◆ **What is required**
From the entries that follow, pick out all lines holding "name".

◆ **Data to use**
____________________

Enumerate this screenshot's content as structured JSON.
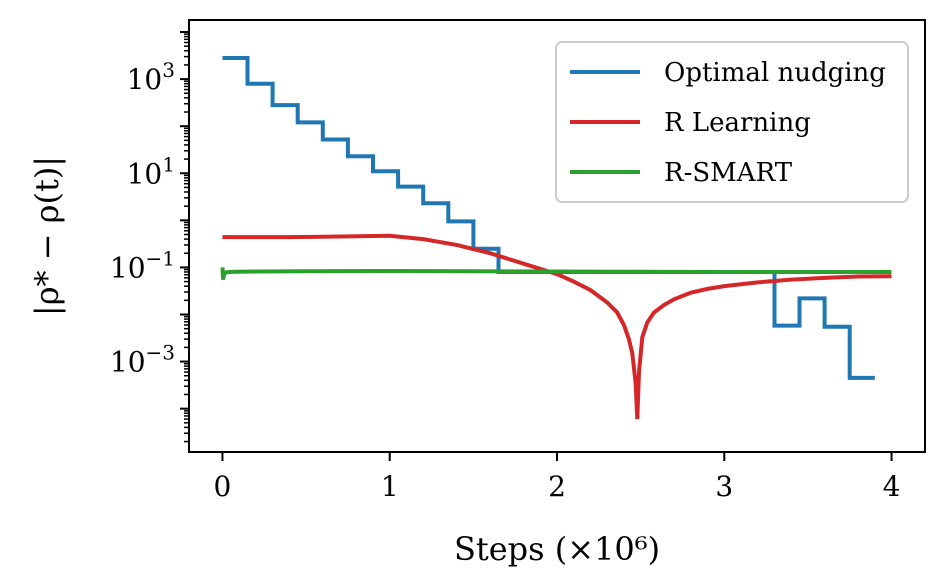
{
  "chart_data": {
    "type": "line",
    "title": "",
    "xlabel": "Steps (×10⁶)",
    "ylabel": "|ρ* − ρ(t)|",
    "xlim": [
      -0.2,
      4.2
    ],
    "ylim": [
      1.2e-05,
      18000
    ],
    "yscale": "log",
    "grid": false,
    "legend_position": "top-right",
    "x_ticks": [
      {
        "value": 0,
        "label": "0"
      },
      {
        "value": 1,
        "label": "1"
      },
      {
        "value": 2,
        "label": "2"
      },
      {
        "value": 3,
        "label": "3"
      },
      {
        "value": 4,
        "label": "4"
      }
    ],
    "y_ticks": [
      {
        "value": 1000,
        "base": "10",
        "exp": "3"
      },
      {
        "value": 10,
        "base": "10",
        "exp": "1"
      },
      {
        "value": 0.1,
        "base": "10",
        "exp": "−1"
      },
      {
        "value": 0.001,
        "base": "10",
        "exp": "−3"
      }
    ],
    "series": [
      {
        "name": "Optimal nudging",
        "color": "#1f77b4",
        "style": "step",
        "x": [
          0,
          0.15,
          0.15,
          0.3,
          0.3,
          0.45,
          0.45,
          0.6,
          0.6,
          0.75,
          0.75,
          0.9,
          0.9,
          1.05,
          1.05,
          1.2,
          1.2,
          1.35,
          1.35,
          1.5,
          1.5,
          1.65,
          1.65,
          3.3,
          3.3,
          3.45,
          3.45,
          3.6,
          3.6,
          3.75,
          3.75,
          3.9
        ],
        "y": [
          2800,
          2800,
          800,
          800,
          280,
          280,
          120,
          120,
          52,
          52,
          23,
          23,
          11,
          11,
          5.2,
          5.2,
          2.3,
          2.3,
          0.95,
          0.95,
          0.25,
          0.25,
          0.08,
          0.08,
          0.0058,
          0.0058,
          0.022,
          0.022,
          0.0055,
          0.0055,
          0.00045,
          0.00045
        ]
      },
      {
        "name": "R Learning",
        "color": "#d62728",
        "style": "line",
        "x": [
          0,
          0.2,
          0.4,
          0.6,
          0.8,
          1.0,
          1.2,
          1.4,
          1.6,
          1.8,
          2.0,
          2.1,
          2.2,
          2.3,
          2.36,
          2.4,
          2.43,
          2.45,
          2.47,
          2.48,
          2.49,
          2.51,
          2.54,
          2.58,
          2.64,
          2.7,
          2.8,
          2.9,
          3.0,
          3.2,
          3.4,
          3.6,
          3.8,
          4.0
        ],
        "y": [
          0.44,
          0.44,
          0.44,
          0.45,
          0.46,
          0.47,
          0.4,
          0.3,
          0.2,
          0.12,
          0.072,
          0.05,
          0.033,
          0.018,
          0.011,
          0.006,
          0.003,
          0.0015,
          0.00035,
          6e-05,
          0.0006,
          0.0033,
          0.0068,
          0.011,
          0.016,
          0.021,
          0.029,
          0.035,
          0.04,
          0.048,
          0.055,
          0.06,
          0.064,
          0.065
        ]
      },
      {
        "name": "R-SMART",
        "color": "#2ca02c",
        "style": "line",
        "x": [
          0,
          0.004,
          0.01,
          0.02,
          0.04,
          0.08,
          0.2,
          0.5,
          1.0,
          1.5,
          2.0,
          2.5,
          3.0,
          3.5,
          4.0
        ],
        "y": [
          0.1,
          0.055,
          0.07,
          0.078,
          0.08,
          0.081,
          0.082,
          0.083,
          0.084,
          0.083,
          0.082,
          0.081,
          0.08,
          0.08,
          0.08
        ]
      }
    ]
  }
}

____________________

◆ **The solution**
        "name": "Optimal nudging",
        "name": "R Learning",
        "name": "R-SMART",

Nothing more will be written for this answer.